___ DATASET ENTRIES ___

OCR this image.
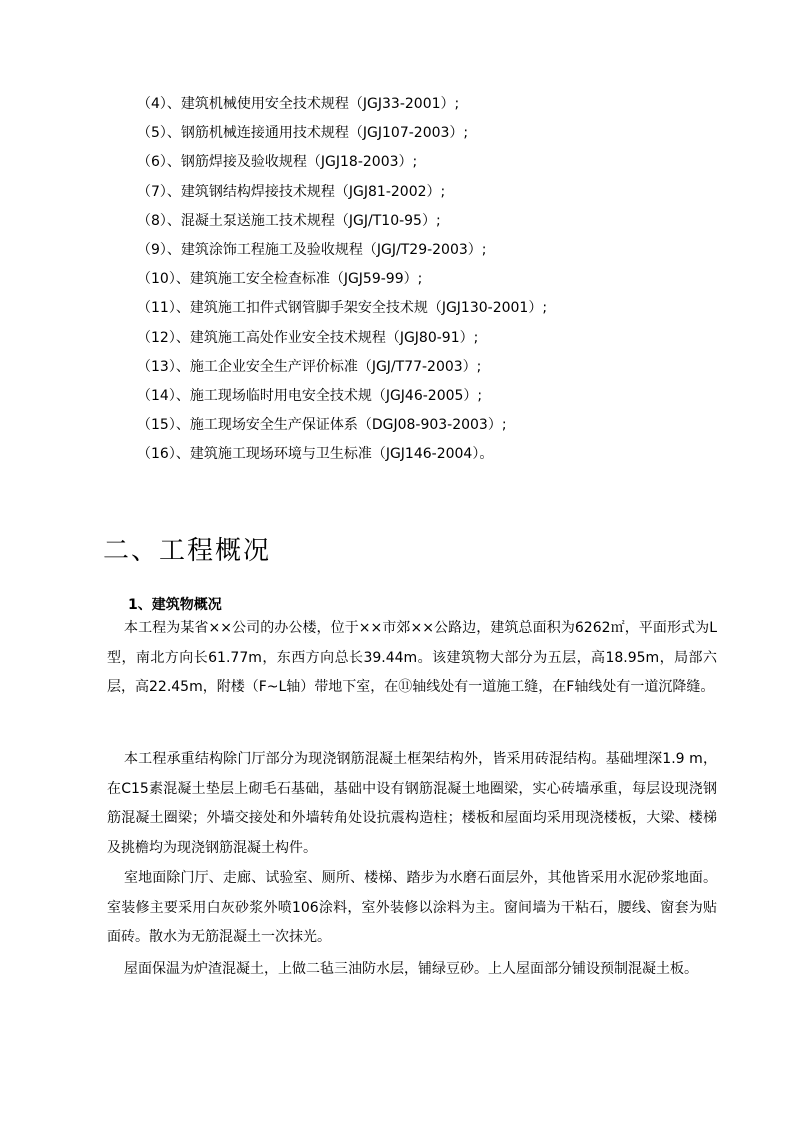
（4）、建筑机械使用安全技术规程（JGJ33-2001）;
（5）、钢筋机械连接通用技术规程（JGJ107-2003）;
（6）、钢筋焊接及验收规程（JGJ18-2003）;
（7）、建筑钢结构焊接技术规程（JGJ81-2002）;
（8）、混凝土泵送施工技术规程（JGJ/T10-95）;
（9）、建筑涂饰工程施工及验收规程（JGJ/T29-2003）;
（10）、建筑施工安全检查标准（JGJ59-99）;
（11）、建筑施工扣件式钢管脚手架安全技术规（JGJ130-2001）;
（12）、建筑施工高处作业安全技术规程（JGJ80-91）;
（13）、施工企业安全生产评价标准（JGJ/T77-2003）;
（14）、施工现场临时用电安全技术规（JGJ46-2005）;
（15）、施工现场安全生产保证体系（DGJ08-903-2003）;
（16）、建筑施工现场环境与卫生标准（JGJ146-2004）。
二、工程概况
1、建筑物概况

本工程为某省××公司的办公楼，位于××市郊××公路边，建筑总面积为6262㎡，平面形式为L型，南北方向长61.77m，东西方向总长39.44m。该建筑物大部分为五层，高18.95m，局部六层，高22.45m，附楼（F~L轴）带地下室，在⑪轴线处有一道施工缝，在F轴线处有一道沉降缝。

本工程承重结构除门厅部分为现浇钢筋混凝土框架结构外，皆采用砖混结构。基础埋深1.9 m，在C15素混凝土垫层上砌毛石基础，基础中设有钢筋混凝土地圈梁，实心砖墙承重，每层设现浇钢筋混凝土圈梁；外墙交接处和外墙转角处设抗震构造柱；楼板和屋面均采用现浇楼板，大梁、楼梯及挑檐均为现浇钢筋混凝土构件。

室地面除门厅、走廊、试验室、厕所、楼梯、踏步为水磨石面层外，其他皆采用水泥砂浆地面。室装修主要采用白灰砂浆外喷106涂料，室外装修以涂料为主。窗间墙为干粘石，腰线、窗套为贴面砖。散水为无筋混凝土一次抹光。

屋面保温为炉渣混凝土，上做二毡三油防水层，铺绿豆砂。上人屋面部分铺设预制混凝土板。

___

__TASK TO COMPLETE__: From the data above, write out everything exactly except the pictures.

__WRITTEN ANSWER__:
OCR this image.
（4）、建筑机械使用安全技术规程（JGJ33-2001）;
（5）、钢筋机械连接通用技术规程（JGJ107-2003）;
（6）、钢筋焊接及验收规程（JGJ18-2003）;
（7）、建筑钢结构焊接技术规程（JGJ81-2002）;
（8）、混凝土泵送施工技术规程（JGJ/T10-95）;
（9）、建筑涂饰工程施工及验收规程（JGJ/T29-2003）;
（10）、建筑施工安全检查标准（JGJ59-99）;
（11）、建筑施工扣件式钢管脚手架安全技术规（JGJ130-2001）;
（12）、建筑施工高处作业安全技术规程（JGJ80-91）;
（13）、施工企业安全生产评价标准（JGJ/T77-2003）;
（14）、施工现场临时用电安全技术规（JGJ46-2005）;
（15）、施工现场安全生产保证体系（DGJ08-903-2003）;
（16）、建筑施工现场环境与卫生标准（JGJ146-2004）。
二、工程概况
1、建筑物概况

本工程为某省××公司的办公楼，位于××市郊××公路边，建筑总面积为6262㎡，平面形式为L型，南北方向长61.77m，东西方向总长39.44m。该建筑物大部分为五层，高18.95m，局部六层，高22.45m，附楼（F~L轴）带地下室，在⑪轴线处有一道施工缝，在F轴线处有一道沉降缝。

本工程承重结构除门厅部分为现浇钢筋混凝土框架结构外，皆采用砖混结构。基础埋深1.9 m，在C15素混凝土垫层上砌毛石基础，基础中设有钢筋混凝土地圈梁，实心砖墙承重，每层设现浇钢筋混凝土圈梁；外墙交接处和外墙转角处设抗震构造柱；楼板和屋面均采用现浇楼板，大梁、楼梯及挑檐均为现浇钢筋混凝土构件。

室地面除门厅、走廊、试验室、厕所、楼梯、踏步为水磨石面层外，其他皆采用水泥砂浆地面。室装修主要采用白灰砂浆外喷106涂料，室外装修以涂料为主。窗间墙为干粘石，腰线、窗套为贴面砖。散水为无筋混凝土一次抹光。

屋面保温为炉渣混凝土，上做二毡三油防水层，铺绿豆砂。上人屋面部分铺设预制混凝土板。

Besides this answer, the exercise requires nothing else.